**Exercise goal**
Take every line from the listing below that contains "какой".

**Entries**
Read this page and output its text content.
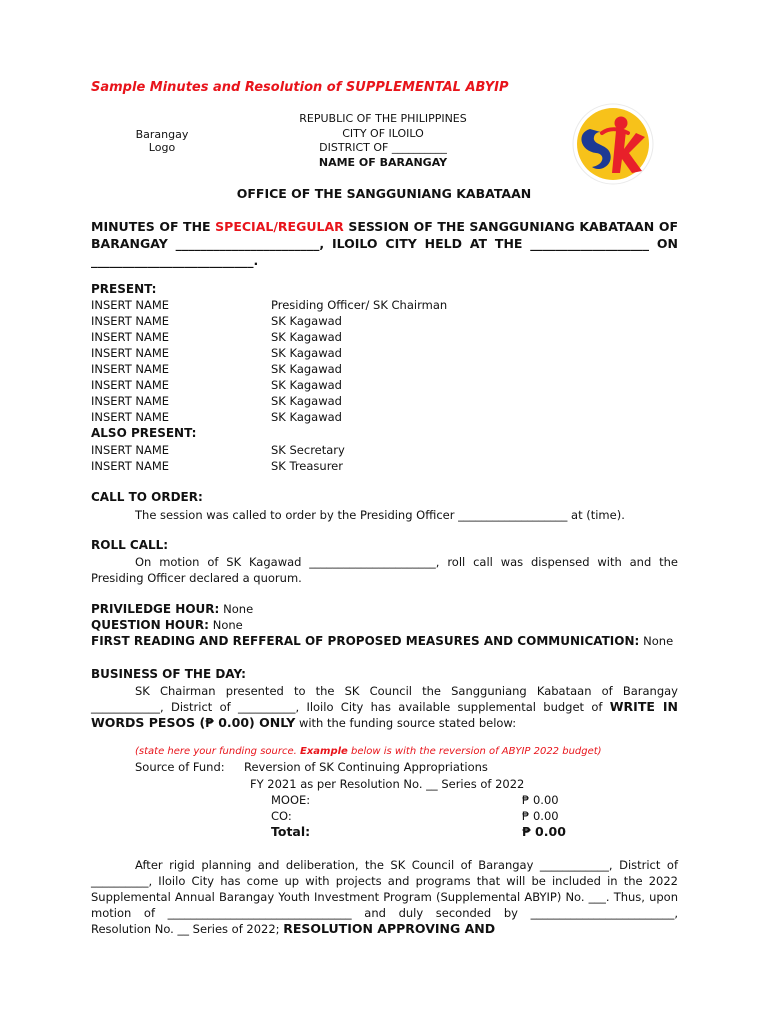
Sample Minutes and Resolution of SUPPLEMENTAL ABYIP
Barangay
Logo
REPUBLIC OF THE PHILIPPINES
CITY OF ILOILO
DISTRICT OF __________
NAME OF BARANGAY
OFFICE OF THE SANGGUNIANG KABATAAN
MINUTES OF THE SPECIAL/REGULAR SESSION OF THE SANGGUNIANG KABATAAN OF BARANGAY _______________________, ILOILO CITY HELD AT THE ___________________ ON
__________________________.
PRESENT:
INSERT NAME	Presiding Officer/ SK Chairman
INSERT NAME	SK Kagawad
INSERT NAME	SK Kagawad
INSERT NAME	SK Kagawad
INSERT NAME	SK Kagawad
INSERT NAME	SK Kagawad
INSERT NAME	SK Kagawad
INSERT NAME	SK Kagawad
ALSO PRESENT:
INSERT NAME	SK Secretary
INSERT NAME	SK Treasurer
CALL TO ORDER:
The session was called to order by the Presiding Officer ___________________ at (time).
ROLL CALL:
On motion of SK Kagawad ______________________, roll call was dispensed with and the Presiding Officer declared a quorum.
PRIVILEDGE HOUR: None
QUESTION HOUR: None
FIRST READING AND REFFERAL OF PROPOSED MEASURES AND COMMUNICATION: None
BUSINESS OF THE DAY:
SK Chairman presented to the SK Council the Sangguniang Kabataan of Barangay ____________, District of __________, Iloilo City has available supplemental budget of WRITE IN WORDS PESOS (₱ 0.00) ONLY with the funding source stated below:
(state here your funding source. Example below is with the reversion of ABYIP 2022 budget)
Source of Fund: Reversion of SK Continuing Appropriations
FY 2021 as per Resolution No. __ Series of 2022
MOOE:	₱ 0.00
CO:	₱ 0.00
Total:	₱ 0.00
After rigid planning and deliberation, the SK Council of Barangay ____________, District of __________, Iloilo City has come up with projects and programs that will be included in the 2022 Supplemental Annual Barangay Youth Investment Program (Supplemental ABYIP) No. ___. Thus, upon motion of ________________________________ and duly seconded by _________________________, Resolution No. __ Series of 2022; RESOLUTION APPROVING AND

---

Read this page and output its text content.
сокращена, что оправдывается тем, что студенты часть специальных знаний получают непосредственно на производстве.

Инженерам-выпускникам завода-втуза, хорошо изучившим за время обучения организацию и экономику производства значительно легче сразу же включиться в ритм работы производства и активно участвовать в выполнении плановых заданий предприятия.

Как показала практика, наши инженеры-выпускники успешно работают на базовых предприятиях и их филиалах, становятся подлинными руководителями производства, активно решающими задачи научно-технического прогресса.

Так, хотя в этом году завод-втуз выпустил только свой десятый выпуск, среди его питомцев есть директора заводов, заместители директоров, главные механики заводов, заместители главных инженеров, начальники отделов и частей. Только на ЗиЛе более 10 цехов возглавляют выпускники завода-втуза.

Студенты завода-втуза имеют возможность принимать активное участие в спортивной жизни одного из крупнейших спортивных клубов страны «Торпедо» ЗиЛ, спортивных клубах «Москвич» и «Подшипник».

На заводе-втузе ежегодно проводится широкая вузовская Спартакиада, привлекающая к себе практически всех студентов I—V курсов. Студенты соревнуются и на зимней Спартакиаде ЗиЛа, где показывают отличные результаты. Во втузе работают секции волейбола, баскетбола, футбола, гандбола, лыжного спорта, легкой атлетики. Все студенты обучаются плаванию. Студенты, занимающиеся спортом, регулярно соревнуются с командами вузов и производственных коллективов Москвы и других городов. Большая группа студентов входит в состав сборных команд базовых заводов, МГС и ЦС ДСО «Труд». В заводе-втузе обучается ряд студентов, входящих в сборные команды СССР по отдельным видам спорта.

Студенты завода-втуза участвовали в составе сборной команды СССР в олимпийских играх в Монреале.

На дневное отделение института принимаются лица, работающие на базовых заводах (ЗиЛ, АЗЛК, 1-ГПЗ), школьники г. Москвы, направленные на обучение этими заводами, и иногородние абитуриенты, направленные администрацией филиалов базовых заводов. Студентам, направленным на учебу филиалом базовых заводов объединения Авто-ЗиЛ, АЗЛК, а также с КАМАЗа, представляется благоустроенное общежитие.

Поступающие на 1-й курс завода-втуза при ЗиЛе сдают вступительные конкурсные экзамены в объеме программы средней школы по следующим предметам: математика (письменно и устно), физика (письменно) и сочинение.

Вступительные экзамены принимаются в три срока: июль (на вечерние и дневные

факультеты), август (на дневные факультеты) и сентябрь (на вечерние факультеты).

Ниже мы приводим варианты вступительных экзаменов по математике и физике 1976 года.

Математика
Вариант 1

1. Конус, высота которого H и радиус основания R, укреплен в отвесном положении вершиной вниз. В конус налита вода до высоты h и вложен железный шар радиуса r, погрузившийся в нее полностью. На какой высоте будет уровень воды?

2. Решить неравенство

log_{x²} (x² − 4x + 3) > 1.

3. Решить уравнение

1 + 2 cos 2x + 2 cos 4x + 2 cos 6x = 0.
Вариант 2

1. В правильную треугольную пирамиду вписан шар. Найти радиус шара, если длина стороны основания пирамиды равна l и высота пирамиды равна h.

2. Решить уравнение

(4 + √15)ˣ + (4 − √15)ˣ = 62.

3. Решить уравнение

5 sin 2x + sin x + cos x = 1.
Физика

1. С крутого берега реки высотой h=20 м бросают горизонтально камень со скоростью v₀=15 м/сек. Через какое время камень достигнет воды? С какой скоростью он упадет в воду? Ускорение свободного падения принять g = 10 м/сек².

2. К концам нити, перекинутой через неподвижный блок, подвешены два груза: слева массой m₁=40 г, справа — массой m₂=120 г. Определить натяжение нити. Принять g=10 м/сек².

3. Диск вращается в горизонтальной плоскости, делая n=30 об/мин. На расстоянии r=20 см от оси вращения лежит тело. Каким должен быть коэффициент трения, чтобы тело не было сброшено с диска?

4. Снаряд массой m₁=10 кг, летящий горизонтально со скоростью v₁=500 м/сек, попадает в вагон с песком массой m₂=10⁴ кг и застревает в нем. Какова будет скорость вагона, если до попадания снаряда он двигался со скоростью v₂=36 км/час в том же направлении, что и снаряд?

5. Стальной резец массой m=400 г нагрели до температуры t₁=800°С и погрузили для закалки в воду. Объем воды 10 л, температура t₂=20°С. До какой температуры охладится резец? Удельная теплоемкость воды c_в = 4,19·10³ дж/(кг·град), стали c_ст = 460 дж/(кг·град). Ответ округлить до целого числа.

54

--

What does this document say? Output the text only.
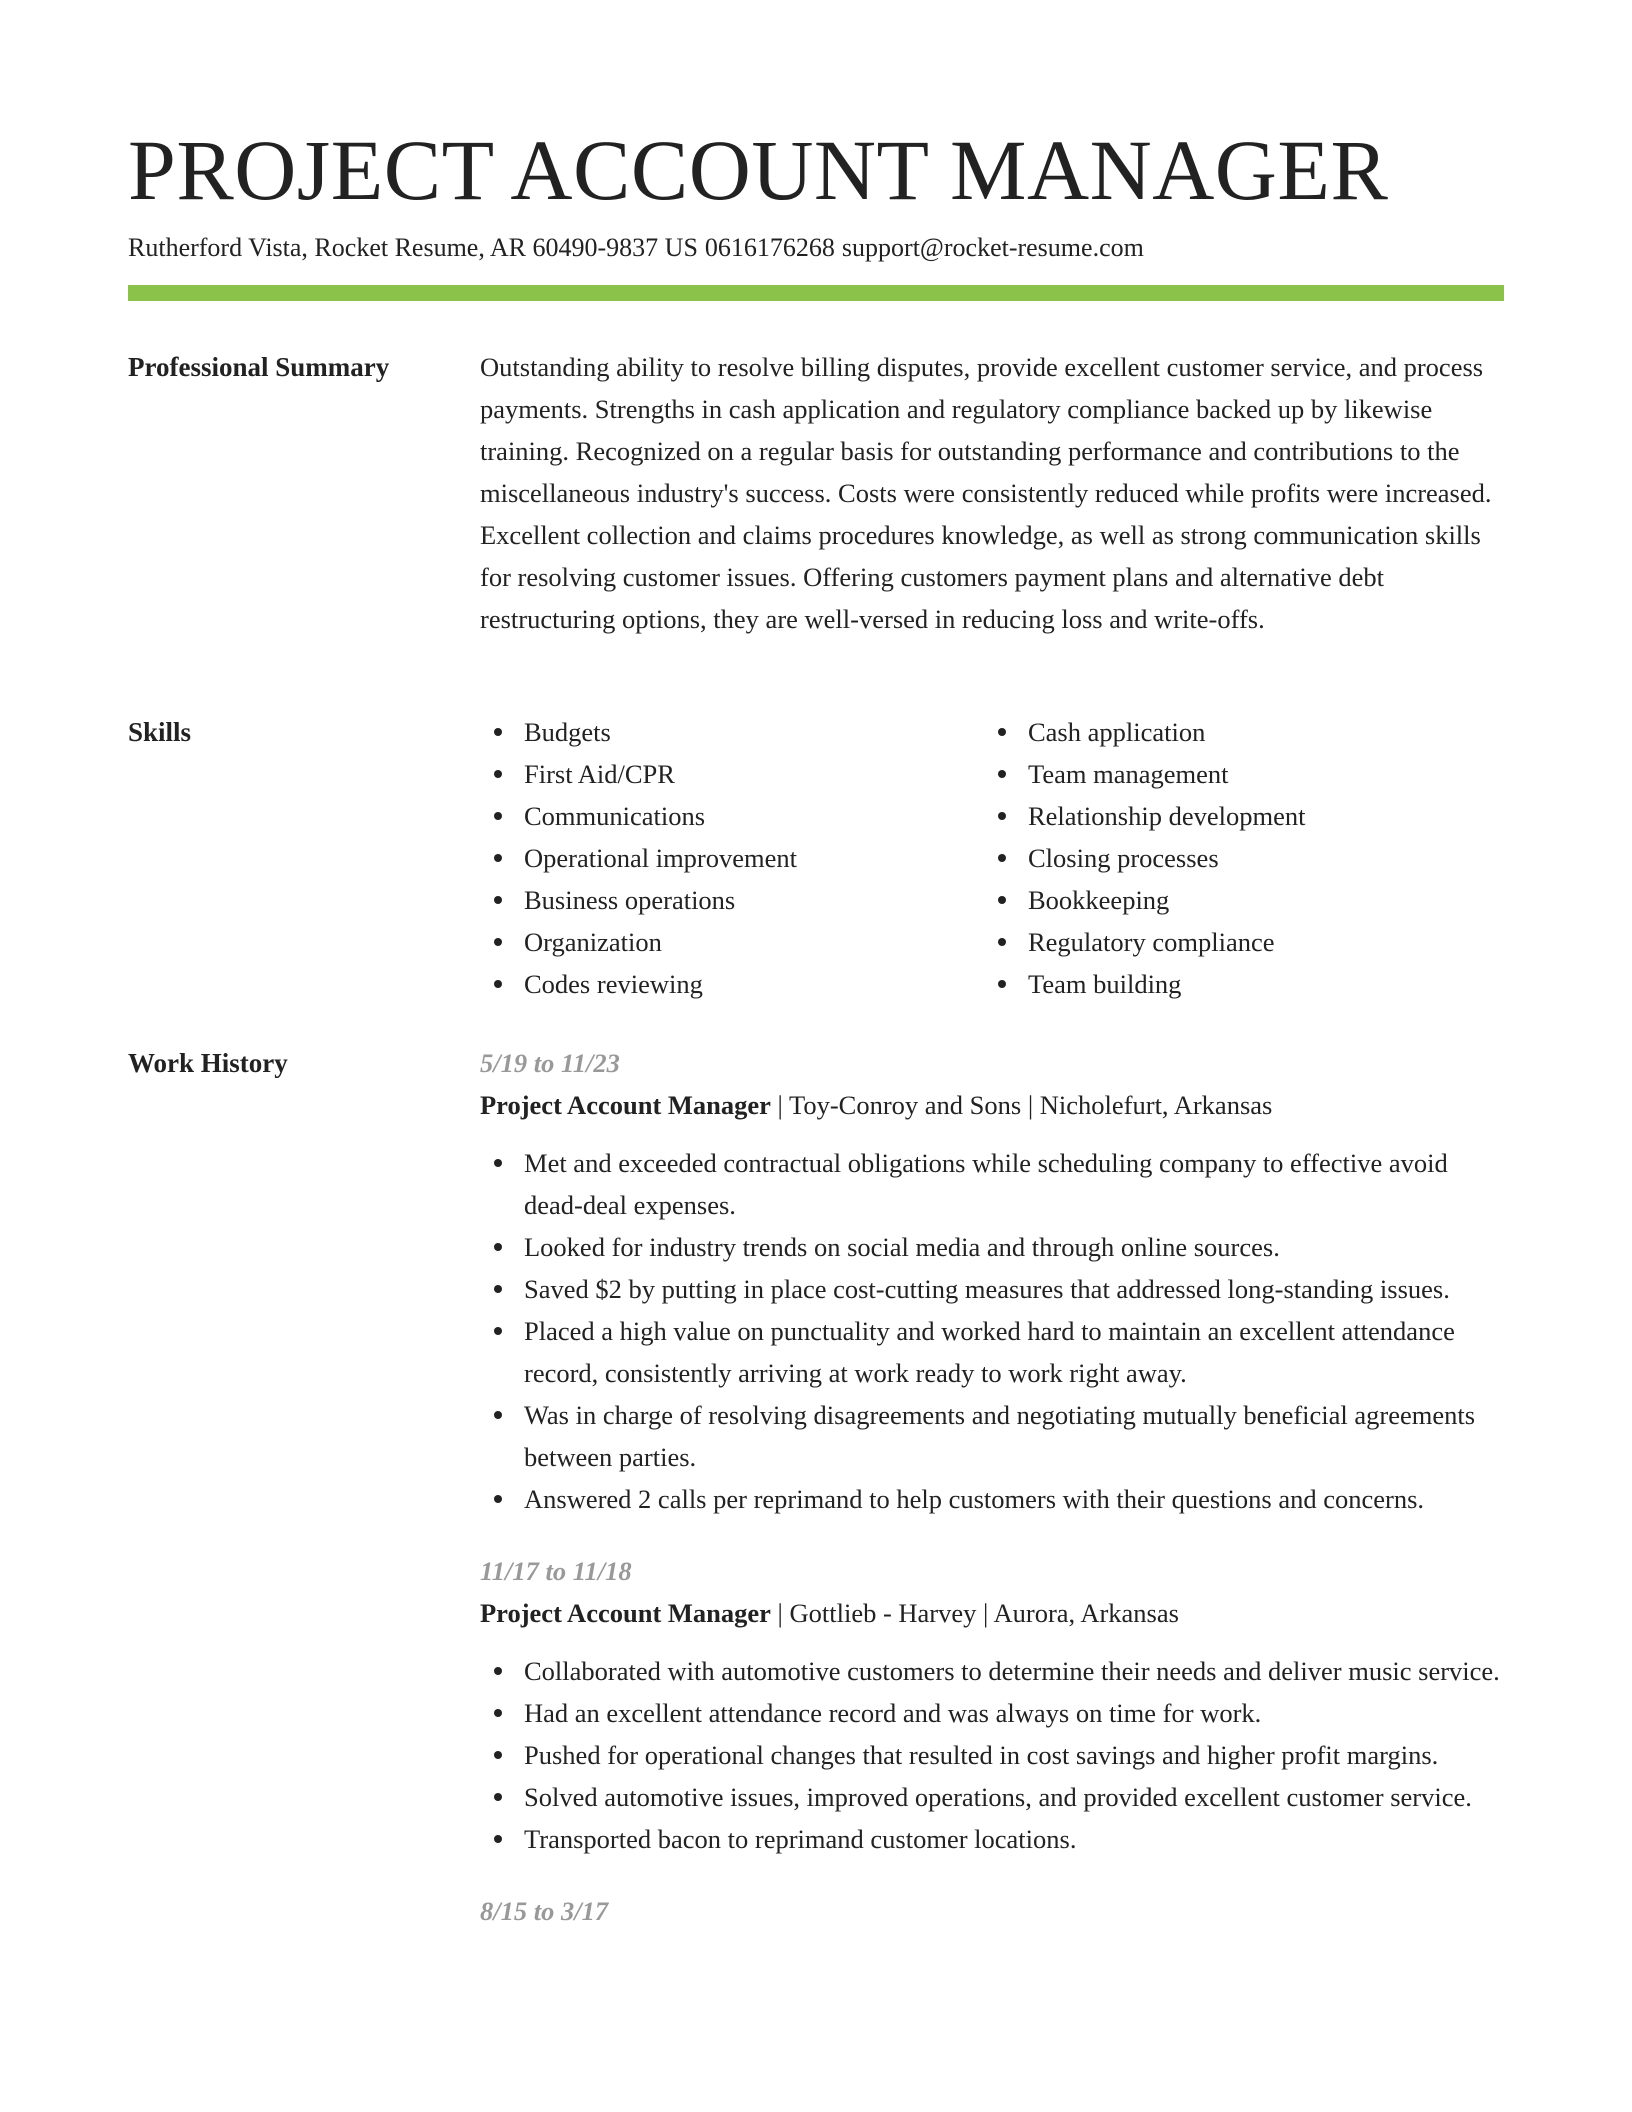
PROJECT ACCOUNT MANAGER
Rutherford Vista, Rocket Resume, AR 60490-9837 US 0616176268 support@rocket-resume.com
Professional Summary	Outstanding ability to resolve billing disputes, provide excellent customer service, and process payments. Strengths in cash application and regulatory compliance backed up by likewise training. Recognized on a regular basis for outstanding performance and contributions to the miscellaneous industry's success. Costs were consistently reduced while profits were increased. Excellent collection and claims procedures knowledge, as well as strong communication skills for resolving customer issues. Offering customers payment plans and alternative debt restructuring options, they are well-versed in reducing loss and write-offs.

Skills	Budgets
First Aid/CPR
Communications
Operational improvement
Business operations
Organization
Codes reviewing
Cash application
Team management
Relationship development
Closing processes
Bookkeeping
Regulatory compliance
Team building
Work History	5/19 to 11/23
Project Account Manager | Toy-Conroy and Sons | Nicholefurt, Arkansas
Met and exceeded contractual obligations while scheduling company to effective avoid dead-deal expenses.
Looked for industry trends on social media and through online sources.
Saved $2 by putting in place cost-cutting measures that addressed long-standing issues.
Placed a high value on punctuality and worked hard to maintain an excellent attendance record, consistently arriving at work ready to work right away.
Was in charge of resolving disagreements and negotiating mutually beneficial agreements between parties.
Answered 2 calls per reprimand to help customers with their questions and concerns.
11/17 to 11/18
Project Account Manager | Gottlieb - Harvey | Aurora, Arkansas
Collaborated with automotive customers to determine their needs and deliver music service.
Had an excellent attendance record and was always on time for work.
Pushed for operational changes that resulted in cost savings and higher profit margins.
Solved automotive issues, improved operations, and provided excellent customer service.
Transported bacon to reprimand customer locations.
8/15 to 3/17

**Solution to the exercise**
1. Конус, высота которого H и радиус основания R, укреплен в отвесном положении вершиной вниз. В конус налита вода до высоты h и вложен железный шар радиуса r, погрузившийся в нее полностью. На какой высоте будет уровень воды?
1. С крутого берега реки высотой h=20 м бросают горизонтально камень со скоростью v₀=15 м/сек. Через какое время камень достигнет воды? С какой скоростью он упадет в воду? Ускорение свободного падения принять g = 10 м/сек².
5. Стальной резец массой m=400 г нагрели до температуры t₁=800°С и погрузили для закалки в воду. Объем воды 10 л, температура t₂=20°С. До какой температуры охладится резец? Удельная теплоемкость воды c_в = 4,19·10³ дж/(кг·град), стали c_ст = 460 дж/(кг·град). Ответ округлить до целого числа.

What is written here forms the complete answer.